§ **Source**
Soundtrack album by various artists
- Released: November 15, 2019
- Recorded: 2019
- Studios: Air Studios; Big Bad Sound; Black Rainbow; Capitol; Downtown Music; NRG Recording; Pie; Power Station; Southern Ground, Studio D; Sunset Sound Recorders; Warner Bros. Eastwood Scoring Stage;
- Genres: Pop; musical theatre;
- Length: 31:18
- Label: Walt Disney
- Producers: Kristen Anderson-Lopez; Robert Lopez; David Metzger; Christophe Beck;

Singles from Frozen 2 (Original Motion Picture Soundtrack)
- "Into the Unknown (Idina Menzel and Aurora version)" Released: November 4, 2019; "Into the Unknown (Panic! At The Disco version)" Released: November 4, 2019;

= Frozen 2 (soundtrack) =

Frozen 2 (Original Motion Picture Soundtrack) is the soundtrack album to the Disney's 2019 animated film of the same name. It was mainly composed by Kristen Anderson-Lopez and Robert Lopez, in addition to the end credits covers of three of the songs by Panic! at the Disco, Kacey Musgraves, and Weezer. The album was released on November 15, 2019, on digital, CD and vinyl formats, and it consisted of seven songs along with a remix of "Reindeer(s) Are Better Than People" from the original Frozen. The deluxe edition features a second disc of score tracks by composer Christophe Beck, cut songs, and instrumentals to the seven songs in the film.

In December 2019, it reached number one on the US Billboard 200, making it the first soundtrack of an animated film to hit the position since its predecessor. The single "Into the Unknown" was nominated for the Golden Globe Award for Best Original Song, the Academy Award for Best Original Song, and the Critics' Choice Movie Award for Best Song, but losing all three to "(I'm Gonna) Love Me Again" from Rocketman.

==Background==
In March 2018, Kristen Anderson-Lopez revealed in an interview that she and her husband, Robert Lopez, would return from the film Frozen to write songs for its sequel Frozen 2, having been already recorded a song for the project with the help of star Kristen Bell. Later in the D23 Expo presentation of that same year, Disney revealed that the soundtrack would incorporate a total of seven songs.

§ **Problems to work on**
1. Reproduce word for word the stretch of the Frozen 2 soundtrack article from "Singles from Frozen" through "in the film.".
2. Name every producer credited in the Frozen 2 soundtrack article.
The listing that comes next has no connection to the Frozen 2 soundtrack article.

§ **Extracted data**
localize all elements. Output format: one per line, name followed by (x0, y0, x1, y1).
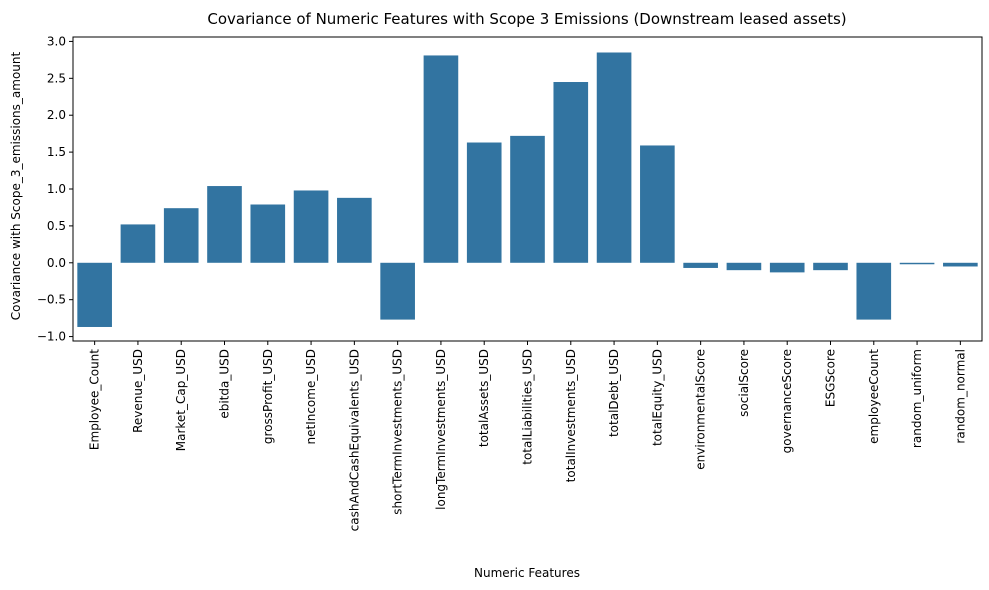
x-tick-label: ESGScore (824, 349, 838, 407)
x-tick-label: random_uniform (910, 349, 924, 448)
x-tick-label: grossProfit_USD (261, 349, 275, 444)
x-tick-label: employeeCount (867, 349, 881, 444)
y-axis: −1.0 −0.5 0.0 0.5 1.0 1.5 2.0 2.5 3.0 (37, 34, 73, 344)
bar-grossProfit_USD (250, 204, 286, 263)
x-axis: Employee_Count Revenue_USD Market_Cap_USD e… (88, 341, 967, 531)
x-tick-label: totalLiabilities_USD (521, 349, 535, 465)
y-tick-label: 1.0 (47, 182, 66, 196)
x-tick-label: Employee_Count (88, 349, 102, 450)
y-tick-label: 2.5 (47, 71, 66, 85)
bars-group (77, 52, 978, 327)
bar-totalAssets_USD (466, 142, 502, 263)
bar-totalDebt_USD (596, 52, 632, 263)
y-tick-label: 1.5 (47, 145, 66, 159)
bar-ESGScore (813, 262, 848, 271)
y-tick-label: 0.5 (47, 219, 66, 233)
x-tick-label: governanceScore (780, 349, 794, 453)
bar-Employee_Count (77, 262, 112, 327)
bar-cashAndCashEquivalents_USD (337, 197, 372, 263)
bar-Market_Cap_USD (163, 208, 199, 263)
x-tick-label: cashAndCashEquivalents_USD (347, 349, 361, 531)
y-tick-label: 2.0 (47, 108, 66, 122)
x-tick-label: ebitda_USD (218, 349, 232, 419)
x-tick-label: Market_Cap_USD (174, 349, 188, 451)
x-axis-title: Numeric Features (474, 566, 580, 580)
chart-title: Covariance of Numeric Features with Scop… (207, 10, 846, 28)
bar-random_normal (943, 262, 978, 267)
x-tick-label: netIncome_USD (304, 349, 318, 445)
y-tick-label: 3.0 (47, 34, 66, 48)
bar-totalInvestments_USD (553, 82, 589, 263)
bar-totalLiabilities_USD (510, 135, 545, 263)
y-axis-title: Covariance with Scope_3_emissions_amount (9, 52, 23, 321)
y-tick-label: 0.0 (47, 256, 66, 270)
plot-frame (72, 36, 983, 342)
bar-ebitda_USD (207, 186, 242, 263)
bar-environmentalScore (683, 262, 718, 268)
x-tick-label: totalInvestments_USD (564, 349, 578, 482)
bar-employeeCount (856, 262, 892, 320)
x-tick-label: shortTermInvestments_USD (391, 349, 405, 515)
bar-random_uniform (899, 262, 935, 265)
bar-longTermInvestments_USD (423, 55, 459, 263)
bar-governanceScore (769, 262, 805, 273)
x-tick-label: totalEquity_USD (650, 349, 664, 446)
bar-socialScore (726, 262, 762, 271)
x-tick-label: Revenue_USD (131, 349, 145, 433)
y-tick-label: −0.5 (37, 293, 66, 307)
x-tick-label: random_normal (953, 349, 967, 444)
x-tick-label: longTermInvestments_USD (434, 349, 448, 510)
x-tick-label: environmentalScore (694, 349, 708, 470)
bar-shortTermInvestments_USD (380, 262, 415, 320)
bar-totalEquity_USD (640, 145, 675, 263)
bar-netIncome_USD (293, 190, 329, 263)
x-tick-label: totalDebt_USD (607, 349, 621, 437)
x-tick-label: socialScore (737, 349, 751, 417)
x-tick-label: totalAssets_USD (477, 349, 491, 447)
y-tick-label: −1.0 (37, 330, 66, 344)
bar-Revenue_USD (120, 224, 156, 263)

§ **Answers provided**
1.
Singles from Frozen 2 (Original Motion Picture Soundtrack)
- "Into the Unknown (Idina Menzel and Aurora version)" Released: November 4, 2019; "Into the Unknown (Panic! At The Disco version)" Released: November 4, 2019;

= Frozen 2 (soundtrack) =

Frozen 2 (Original Motion Picture Soundtrack) is the soundtrack album to the Disney's 2019 animated film of the same name. It was mainly composed by Kristen Anderson-Lopez and Robert Lopez, in addition to the end credits covers of three of the songs by Panic! at the Disco, Kacey Musgraves, and Weezer. The album was released on November 15, 2019, on digital, CD and vinyl formats, and it consisted of seven songs along with a remix of "Reindeer(s) Are Better Than People" from the original Frozen. The deluxe edition features a second disc of score tracks by composer Christophe Beck, cut songs, and instrumentals to the seven songs in the film.

2. Kristen Anderson-Lopez, Robert Lopez, David Metzger, Christophe Beck